▶ TO BE DONE:
Output the lines that follow exactly as they are.

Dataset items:
▼

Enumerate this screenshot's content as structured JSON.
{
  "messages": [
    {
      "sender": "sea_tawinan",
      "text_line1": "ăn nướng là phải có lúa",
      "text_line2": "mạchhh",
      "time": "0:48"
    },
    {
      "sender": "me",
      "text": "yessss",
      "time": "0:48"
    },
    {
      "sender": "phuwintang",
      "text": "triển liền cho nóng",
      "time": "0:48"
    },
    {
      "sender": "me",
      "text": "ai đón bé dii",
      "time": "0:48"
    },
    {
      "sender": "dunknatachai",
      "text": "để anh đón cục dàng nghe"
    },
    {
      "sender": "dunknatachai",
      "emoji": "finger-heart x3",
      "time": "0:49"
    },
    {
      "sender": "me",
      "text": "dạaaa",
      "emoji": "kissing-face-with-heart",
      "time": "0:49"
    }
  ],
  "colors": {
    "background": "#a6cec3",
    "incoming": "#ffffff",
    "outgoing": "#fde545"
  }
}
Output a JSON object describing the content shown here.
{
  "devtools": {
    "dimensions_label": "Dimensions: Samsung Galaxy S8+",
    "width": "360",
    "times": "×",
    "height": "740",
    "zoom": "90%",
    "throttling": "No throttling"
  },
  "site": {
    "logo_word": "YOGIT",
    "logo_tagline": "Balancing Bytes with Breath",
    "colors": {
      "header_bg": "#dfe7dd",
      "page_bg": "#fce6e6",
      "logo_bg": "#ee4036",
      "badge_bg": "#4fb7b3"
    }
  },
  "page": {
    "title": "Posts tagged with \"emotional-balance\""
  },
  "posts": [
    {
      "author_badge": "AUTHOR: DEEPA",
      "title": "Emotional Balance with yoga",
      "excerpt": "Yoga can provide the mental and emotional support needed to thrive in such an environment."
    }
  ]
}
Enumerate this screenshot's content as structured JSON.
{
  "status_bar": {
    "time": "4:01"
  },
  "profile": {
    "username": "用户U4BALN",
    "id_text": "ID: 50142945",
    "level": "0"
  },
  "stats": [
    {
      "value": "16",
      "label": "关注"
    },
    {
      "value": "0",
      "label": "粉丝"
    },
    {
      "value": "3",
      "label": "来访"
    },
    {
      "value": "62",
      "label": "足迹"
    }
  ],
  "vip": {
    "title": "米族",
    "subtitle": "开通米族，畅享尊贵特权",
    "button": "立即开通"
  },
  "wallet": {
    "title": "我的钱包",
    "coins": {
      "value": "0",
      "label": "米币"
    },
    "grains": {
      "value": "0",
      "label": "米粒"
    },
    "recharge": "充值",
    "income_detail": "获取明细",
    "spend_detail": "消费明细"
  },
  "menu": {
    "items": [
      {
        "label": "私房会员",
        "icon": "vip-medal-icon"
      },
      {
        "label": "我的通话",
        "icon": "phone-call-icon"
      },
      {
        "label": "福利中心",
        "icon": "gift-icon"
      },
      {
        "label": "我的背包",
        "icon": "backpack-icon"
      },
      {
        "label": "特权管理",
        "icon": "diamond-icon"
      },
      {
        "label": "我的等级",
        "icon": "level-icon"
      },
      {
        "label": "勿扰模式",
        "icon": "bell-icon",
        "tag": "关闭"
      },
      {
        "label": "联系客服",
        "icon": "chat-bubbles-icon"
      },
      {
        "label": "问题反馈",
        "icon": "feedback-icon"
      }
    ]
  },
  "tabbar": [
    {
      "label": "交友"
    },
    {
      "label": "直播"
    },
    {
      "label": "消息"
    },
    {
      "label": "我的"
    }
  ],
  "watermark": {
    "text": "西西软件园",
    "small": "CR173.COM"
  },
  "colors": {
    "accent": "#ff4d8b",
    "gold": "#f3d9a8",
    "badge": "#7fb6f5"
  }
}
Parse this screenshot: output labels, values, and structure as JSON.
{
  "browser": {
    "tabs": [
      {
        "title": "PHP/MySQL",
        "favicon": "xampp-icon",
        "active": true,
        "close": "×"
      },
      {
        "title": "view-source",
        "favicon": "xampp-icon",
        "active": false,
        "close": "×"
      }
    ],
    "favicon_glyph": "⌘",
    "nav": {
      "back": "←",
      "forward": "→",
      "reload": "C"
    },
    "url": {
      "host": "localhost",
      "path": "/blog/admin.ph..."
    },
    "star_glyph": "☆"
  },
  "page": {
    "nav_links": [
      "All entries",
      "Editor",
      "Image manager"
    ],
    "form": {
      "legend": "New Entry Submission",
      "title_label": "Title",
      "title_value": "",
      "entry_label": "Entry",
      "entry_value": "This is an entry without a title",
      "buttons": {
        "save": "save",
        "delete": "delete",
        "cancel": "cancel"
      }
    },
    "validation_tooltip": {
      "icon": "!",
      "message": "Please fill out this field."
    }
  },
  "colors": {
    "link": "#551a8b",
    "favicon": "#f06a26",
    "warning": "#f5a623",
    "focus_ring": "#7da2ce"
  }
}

▲

▶ EXPECTED ANSWER:
Enumerate this screenshot's content as structured JSON.
{
  "messages": [
    {
      "sender": "sea_tawinan",
      "text_line1": "ăn nướng là phải có lúa",
      "text_line2": "mạchhh",
      "time": "0:48"
    },
    {
      "sender": "me",
      "text": "yessss",
      "time": "0:48"
    },
    {
      "sender": "phuwintang",
      "text": "triển liền cho nóng",
      "time": "0:48"
    },
    {
      "sender": "me",
      "text": "ai đón bé dii",
      "time": "0:48"
    },
    {
      "sender": "dunknatachai",
      "text": "để anh đón cục dàng nghe"
    },
    {
      "sender": "dunknatachai",
      "emoji": "finger-heart x3",
      "time": "0:49"
    },
    {
      "sender": "me",
      "text": "dạaaa",
      "emoji": "kissing-face-with-heart",
      "time": "0:49"
    }
  ],
  "colors": {
    "background": "#a6cec3",
    "incoming": "#ffffff",
    "outgoing": "#fde545"
  }
}
Output a JSON object describing the content shown here.
{
  "devtools": {
    "dimensions_label": "Dimensions: Samsung Galaxy S8+",
    "width": "360",
    "times": "×",
    "height": "740",
    "zoom": "90%",
    "throttling": "No throttling"
  },
  "site": {
    "logo_word": "YOGIT",
    "logo_tagline": "Balancing Bytes with Breath",
    "colors": {
      "header_bg": "#dfe7dd",
      "page_bg": "#fce6e6",
      "logo_bg": "#ee4036",
      "badge_bg": "#4fb7b3"
    }
  },
  "page": {
    "title": "Posts tagged with \"emotional-balance\""
  },
  "posts": [
    {
      "author_badge": "AUTHOR: DEEPA",
      "title": "Emotional Balance with yoga",
      "excerpt": "Yoga can provide the mental and emotional support needed to thrive in such an environment."
    }
  ]
}
Enumerate this screenshot's content as structured JSON.
{
  "status_bar": {
    "time": "4:01"
  },
  "profile": {
    "username": "用户U4BALN",
    "id_text": "ID: 50142945",
    "level": "0"
  },
  "stats": [
    {
      "value": "16",
      "label": "关注"
    },
    {
      "value": "0",
      "label": "粉丝"
    },
    {
      "value": "3",
      "label": "来访"
    },
    {
      "value": "62",
      "label": "足迹"
    }
  ],
  "vip": {
    "title": "米族",
    "subtitle": "开通米族，畅享尊贵特权",
    "button": "立即开通"
  },
  "wallet": {
    "title": "我的钱包",
    "coins": {
      "value": "0",
      "label": "米币"
    },
    "grains": {
      "value": "0",
      "label": "米粒"
    },
    "recharge": "充值",
    "income_detail": "获取明细",
    "spend_detail": "消费明细"
  },
  "menu": {
    "items": [
      {
        "label": "私房会员",
        "icon": "vip-medal-icon"
      },
      {
        "label": "我的通话",
        "icon": "phone-call-icon"
      },
      {
        "label": "福利中心",
        "icon": "gift-icon"
      },
      {
        "label": "我的背包",
        "icon": "backpack-icon"
      },
      {
        "label": "特权管理",
        "icon": "diamond-icon"
      },
      {
        "label": "我的等级",
        "icon": "level-icon"
      },
      {
        "label": "勿扰模式",
        "icon": "bell-icon",
        "tag": "关闭"
      },
      {
        "label": "联系客服",
        "icon": "chat-bubbles-icon"
      },
      {
        "label": "问题反馈",
        "icon": "feedback-icon"
      }
    ]
  },
  "tabbar": [
    {
      "label": "交友"
    },
    {
      "label": "直播"
    },
    {
      "label": "消息"
    },
    {
      "label": "我的"
    }
  ],
  "watermark": {
    "text": "西西软件园",
    "small": "CR173.COM"
  },
  "colors": {
    "accent": "#ff4d8b",
    "gold": "#f3d9a8",
    "badge": "#7fb6f5"
  }
}
Parse this screenshot: output labels, values, and structure as JSON.
{
  "browser": {
    "tabs": [
      {
        "title": "PHP/MySQL",
        "favicon": "xampp-icon",
        "active": true,
        "close": "×"
      },
      {
        "title": "view-source",
        "favicon": "xampp-icon",
        "active": false,
        "close": "×"
      }
    ],
    "favicon_glyph": "⌘",
    "nav": {
      "back": "←",
      "forward": "→",
      "reload": "C"
    },
    "url": {
      "host": "localhost",
      "path": "/blog/admin.ph..."
    },
    "star_glyph": "☆"
  },
  "page": {
    "nav_links": [
      "All entries",
      "Editor",
      "Image manager"
    ],
    "form": {
      "legend": "New Entry Submission",
      "title_label": "Title",
      "title_value": "",
      "entry_label": "Entry",
      "entry_value": "This is an entry without a title",
      "buttons": {
        "save": "save",
        "delete": "delete",
        "cancel": "cancel"
      }
    },
    "validation_tooltip": {
      "icon": "!",
      "message": "Please fill out this field."
    }
  },
  "colors": {
    "link": "#551a8b",
    "favicon": "#f06a26",
    "warning": "#f5a623",
    "focus_ring": "#7da2ce"
  }
}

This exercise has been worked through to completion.